REQUIREMENT:
Your task is to repeat the entries exactly. Leave the pictures out.

RECORD EXCERPTS:
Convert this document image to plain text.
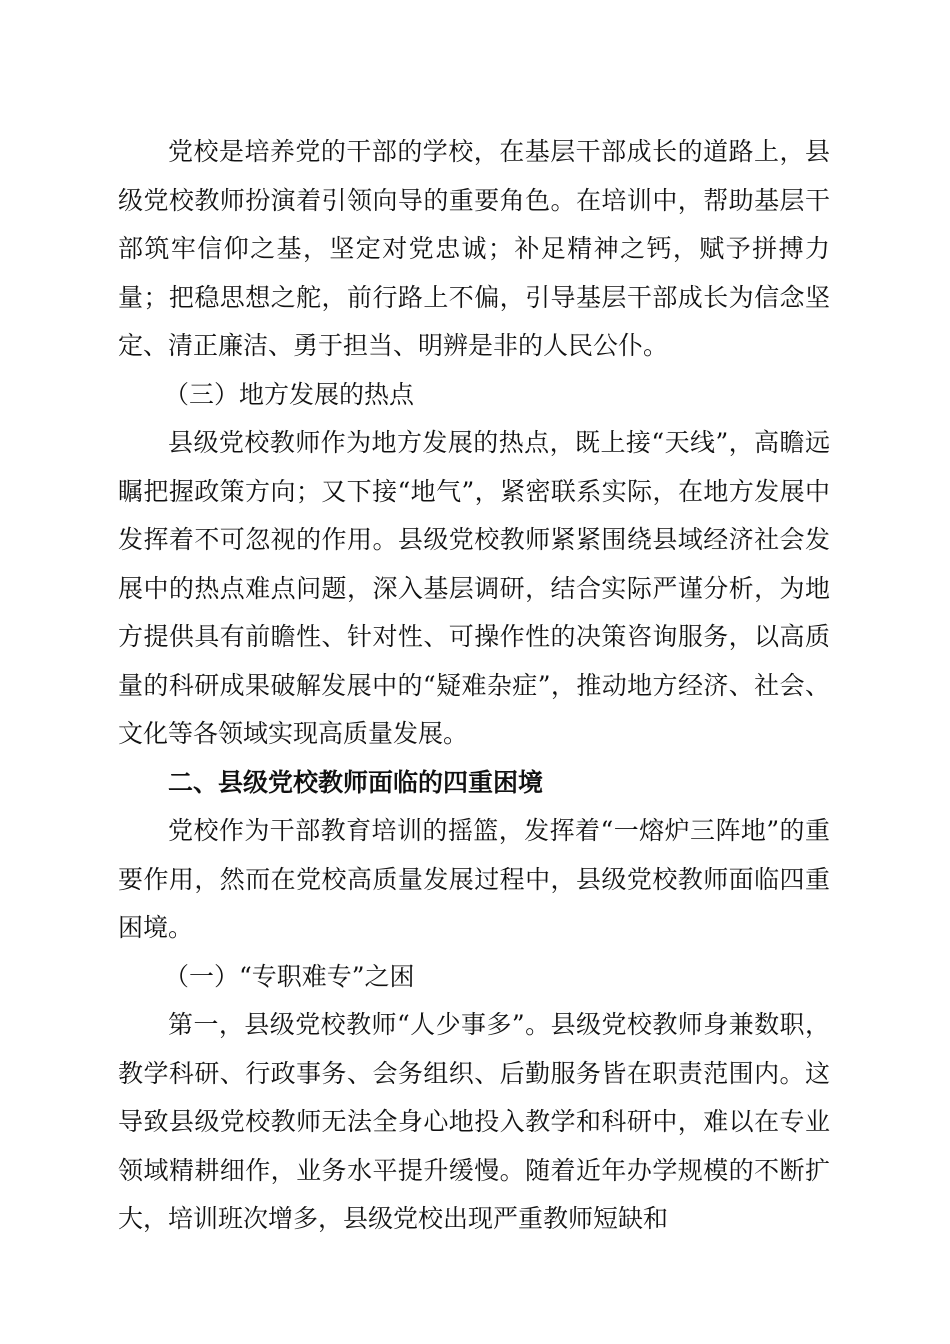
党校是培养党的干部的学校，在基层干部成长的道路上，县级党校教师扮演着引领向导的重要角色。在培训中，帮助基层干部筑牢信仰之基，坚定对党忠诚；补足精神之钙，赋予拼搏力量；把稳思想之舵，前行路上不偏，引导基层干部成长为信念坚定、清正廉洁、勇于担当、明辨是非的人民公仆。

（三）地方发展的热点

县级党校教师作为地方发展的热点，既上接“天线”，高瞻远瞩把握政策方向；又下接“地气”，紧密联系实际，在地方发展中发挥着不可忽视的作用。县级党校教师紧紧围绕县域经济社会发展中的热点难点问题，深入基层调研，结合实际严谨分析，为地方提供具有前瞻性、针对性、可操作性的决策咨询服务，以高质量的科研成果破解发展中的“疑难杂症”，推动地方经济、社会、文化等各领域实现高质量发展。

二、县级党校教师面临的四重困境

党校作为干部教育培训的摇篮，发挥着“一熔炉三阵地”的重要作用，然而在党校高质量发展过程中，县级党校教师面临四重困境。

（一）“专职难专”之困

第一，县级党校教师“人少事多”。县级党校教师身兼数职，教学科研、行政事务、会务组织、后勤服务皆在职责范围内。这导致县级党校教师无法全身心地投入教学和科研中，难以在专业领域精耕细作，业务水平提升缓慢。随着近年办学规模的不断扩大，培训班次增多，县级党校出现严重教师短缺和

SOLUTION:
Convert this document image to plain text.
党校是培养党的干部的学校，在基层干部成长的道路上，县级党校教师扮演着引领向导的重要角色。在培训中，帮助基层干部筑牢信仰之基，坚定对党忠诚；补足精神之钙，赋予拼搏力量；把稳思想之舵，前行路上不偏，引导基层干部成长为信念坚定、清正廉洁、勇于担当、明辨是非的人民公仆。

（三）地方发展的热点

县级党校教师作为地方发展的热点，既上接“天线”，高瞻远瞩把握政策方向；又下接“地气”，紧密联系实际，在地方发展中发挥着不可忽视的作用。县级党校教师紧紧围绕县域经济社会发展中的热点难点问题，深入基层调研，结合实际严谨分析，为地方提供具有前瞻性、针对性、可操作性的决策咨询服务，以高质量的科研成果破解发展中的“疑难杂症”，推动地方经济、社会、文化等各领域实现高质量发展。

二、县级党校教师面临的四重困境

党校作为干部教育培训的摇篮，发挥着“一熔炉三阵地”的重要作用，然而在党校高质量发展过程中，县级党校教师面临四重困境。

（一）“专职难专”之困

第一，县级党校教师“人少事多”。县级党校教师身兼数职，教学科研、行政事务、会务组织、后勤服务皆在职责范围内。这导致县级党校教师无法全身心地投入教学和科研中，难以在专业领域精耕细作，业务水平提升缓慢。随着近年办学规模的不断扩大，培训班次增多，县级党校出现严重教师短缺和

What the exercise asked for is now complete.